= Your instructions =
Report every line in the listing that contains the string "Mouse".

[Chart and figure data]
----

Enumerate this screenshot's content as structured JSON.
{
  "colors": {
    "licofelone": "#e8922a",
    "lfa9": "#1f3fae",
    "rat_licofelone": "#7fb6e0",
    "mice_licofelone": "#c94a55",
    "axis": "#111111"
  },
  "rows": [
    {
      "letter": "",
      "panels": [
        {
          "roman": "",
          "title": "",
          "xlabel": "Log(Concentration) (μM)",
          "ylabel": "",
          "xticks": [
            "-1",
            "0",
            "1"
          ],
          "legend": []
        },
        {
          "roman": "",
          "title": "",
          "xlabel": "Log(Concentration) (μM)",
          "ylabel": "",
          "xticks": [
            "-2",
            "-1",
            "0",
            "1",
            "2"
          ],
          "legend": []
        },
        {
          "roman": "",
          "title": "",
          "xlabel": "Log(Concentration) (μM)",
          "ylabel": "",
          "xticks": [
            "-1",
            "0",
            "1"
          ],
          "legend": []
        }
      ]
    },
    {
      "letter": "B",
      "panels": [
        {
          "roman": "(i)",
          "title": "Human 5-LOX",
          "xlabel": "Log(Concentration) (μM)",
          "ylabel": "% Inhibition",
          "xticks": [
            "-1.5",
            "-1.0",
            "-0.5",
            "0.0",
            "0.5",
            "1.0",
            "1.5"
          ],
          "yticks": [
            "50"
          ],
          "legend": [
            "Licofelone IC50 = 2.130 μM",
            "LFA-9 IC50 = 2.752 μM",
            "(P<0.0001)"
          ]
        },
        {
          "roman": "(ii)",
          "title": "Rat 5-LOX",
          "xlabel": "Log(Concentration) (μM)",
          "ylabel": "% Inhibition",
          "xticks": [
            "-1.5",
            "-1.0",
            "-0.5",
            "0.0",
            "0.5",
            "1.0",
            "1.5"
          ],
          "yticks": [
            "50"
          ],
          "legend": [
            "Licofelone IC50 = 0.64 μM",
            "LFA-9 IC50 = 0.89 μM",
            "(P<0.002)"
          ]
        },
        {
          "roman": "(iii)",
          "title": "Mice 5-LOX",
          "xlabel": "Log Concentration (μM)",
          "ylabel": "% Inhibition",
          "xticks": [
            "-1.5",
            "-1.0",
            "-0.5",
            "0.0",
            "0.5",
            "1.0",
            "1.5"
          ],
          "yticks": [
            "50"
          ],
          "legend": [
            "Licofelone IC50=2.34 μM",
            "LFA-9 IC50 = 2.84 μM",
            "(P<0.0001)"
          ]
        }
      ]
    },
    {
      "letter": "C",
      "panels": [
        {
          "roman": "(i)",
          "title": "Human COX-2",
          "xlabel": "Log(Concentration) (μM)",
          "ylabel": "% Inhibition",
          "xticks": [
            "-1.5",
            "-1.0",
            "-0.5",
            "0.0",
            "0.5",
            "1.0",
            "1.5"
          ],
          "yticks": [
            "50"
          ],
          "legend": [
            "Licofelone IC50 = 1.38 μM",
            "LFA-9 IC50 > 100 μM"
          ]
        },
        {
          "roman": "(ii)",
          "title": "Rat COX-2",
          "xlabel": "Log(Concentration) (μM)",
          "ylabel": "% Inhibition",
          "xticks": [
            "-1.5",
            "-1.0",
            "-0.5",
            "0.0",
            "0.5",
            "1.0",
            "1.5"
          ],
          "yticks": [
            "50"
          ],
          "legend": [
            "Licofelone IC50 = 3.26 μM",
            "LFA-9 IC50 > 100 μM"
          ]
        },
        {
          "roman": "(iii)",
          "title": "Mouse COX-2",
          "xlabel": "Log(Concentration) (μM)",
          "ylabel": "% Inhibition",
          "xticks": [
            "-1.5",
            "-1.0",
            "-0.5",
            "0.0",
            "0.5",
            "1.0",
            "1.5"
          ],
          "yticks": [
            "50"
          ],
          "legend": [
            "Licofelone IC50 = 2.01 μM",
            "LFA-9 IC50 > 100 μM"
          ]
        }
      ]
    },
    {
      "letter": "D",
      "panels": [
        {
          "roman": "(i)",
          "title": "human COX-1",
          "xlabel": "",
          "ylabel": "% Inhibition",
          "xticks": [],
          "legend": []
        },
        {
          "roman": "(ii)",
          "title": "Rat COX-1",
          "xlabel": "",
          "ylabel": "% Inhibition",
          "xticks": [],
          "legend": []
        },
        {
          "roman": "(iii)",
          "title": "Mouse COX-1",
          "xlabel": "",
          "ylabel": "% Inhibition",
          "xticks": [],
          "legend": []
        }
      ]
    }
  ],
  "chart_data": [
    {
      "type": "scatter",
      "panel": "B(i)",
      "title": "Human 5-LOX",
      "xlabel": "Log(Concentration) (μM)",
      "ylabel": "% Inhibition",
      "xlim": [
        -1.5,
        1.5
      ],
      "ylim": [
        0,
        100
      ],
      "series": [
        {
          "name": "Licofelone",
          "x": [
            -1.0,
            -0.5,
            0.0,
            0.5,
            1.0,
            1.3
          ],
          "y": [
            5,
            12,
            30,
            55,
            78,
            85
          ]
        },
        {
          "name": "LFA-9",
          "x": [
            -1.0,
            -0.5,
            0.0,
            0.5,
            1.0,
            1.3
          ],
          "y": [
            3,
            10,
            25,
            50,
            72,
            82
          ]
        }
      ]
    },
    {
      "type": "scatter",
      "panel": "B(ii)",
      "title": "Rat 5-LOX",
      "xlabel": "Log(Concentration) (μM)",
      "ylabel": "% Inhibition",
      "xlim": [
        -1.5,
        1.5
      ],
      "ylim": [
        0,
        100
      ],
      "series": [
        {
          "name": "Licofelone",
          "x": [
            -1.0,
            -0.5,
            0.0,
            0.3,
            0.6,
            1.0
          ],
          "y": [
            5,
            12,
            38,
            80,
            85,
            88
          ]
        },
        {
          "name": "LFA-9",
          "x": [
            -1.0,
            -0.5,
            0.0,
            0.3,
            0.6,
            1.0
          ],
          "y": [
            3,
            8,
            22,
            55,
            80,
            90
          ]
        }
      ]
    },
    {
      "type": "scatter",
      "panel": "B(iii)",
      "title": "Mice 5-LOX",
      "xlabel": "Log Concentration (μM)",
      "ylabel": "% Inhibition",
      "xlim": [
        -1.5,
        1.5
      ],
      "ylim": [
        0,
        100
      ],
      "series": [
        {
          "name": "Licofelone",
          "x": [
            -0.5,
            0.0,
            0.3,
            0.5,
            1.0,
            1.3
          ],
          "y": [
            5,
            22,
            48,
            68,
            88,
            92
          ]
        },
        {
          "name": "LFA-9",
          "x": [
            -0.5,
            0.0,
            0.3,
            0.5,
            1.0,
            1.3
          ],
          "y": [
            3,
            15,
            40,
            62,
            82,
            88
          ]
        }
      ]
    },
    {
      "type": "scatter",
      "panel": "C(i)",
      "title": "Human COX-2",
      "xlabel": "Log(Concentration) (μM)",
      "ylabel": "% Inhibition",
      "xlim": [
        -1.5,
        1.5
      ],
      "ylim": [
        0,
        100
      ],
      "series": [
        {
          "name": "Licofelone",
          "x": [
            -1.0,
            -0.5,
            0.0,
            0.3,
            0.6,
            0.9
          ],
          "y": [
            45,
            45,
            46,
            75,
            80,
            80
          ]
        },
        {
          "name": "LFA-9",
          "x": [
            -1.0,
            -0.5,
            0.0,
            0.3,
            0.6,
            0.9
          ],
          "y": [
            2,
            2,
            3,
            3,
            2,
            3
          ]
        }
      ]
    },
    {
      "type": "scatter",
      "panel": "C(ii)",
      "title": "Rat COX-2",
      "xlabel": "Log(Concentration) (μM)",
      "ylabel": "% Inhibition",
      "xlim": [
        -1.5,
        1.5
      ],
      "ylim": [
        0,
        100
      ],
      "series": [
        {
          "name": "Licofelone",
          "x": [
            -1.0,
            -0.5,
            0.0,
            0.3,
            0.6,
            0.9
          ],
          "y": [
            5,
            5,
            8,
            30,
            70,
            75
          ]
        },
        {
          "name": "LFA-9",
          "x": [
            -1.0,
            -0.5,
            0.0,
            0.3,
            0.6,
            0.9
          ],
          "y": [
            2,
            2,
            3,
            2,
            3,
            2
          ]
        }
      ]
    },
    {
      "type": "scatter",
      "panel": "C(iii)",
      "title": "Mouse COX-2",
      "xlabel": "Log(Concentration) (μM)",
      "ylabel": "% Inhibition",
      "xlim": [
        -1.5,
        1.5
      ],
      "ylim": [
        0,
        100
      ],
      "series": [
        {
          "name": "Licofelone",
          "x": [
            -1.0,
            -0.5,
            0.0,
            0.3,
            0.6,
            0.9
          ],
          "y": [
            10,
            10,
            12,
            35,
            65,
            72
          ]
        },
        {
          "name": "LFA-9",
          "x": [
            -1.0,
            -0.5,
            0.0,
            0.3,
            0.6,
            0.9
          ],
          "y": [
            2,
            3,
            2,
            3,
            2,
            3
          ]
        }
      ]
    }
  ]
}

----

= Final result =
          "title": "Mouse COX-2",
          "title": "Mouse COX-1",
      "title": "Mouse COX-2",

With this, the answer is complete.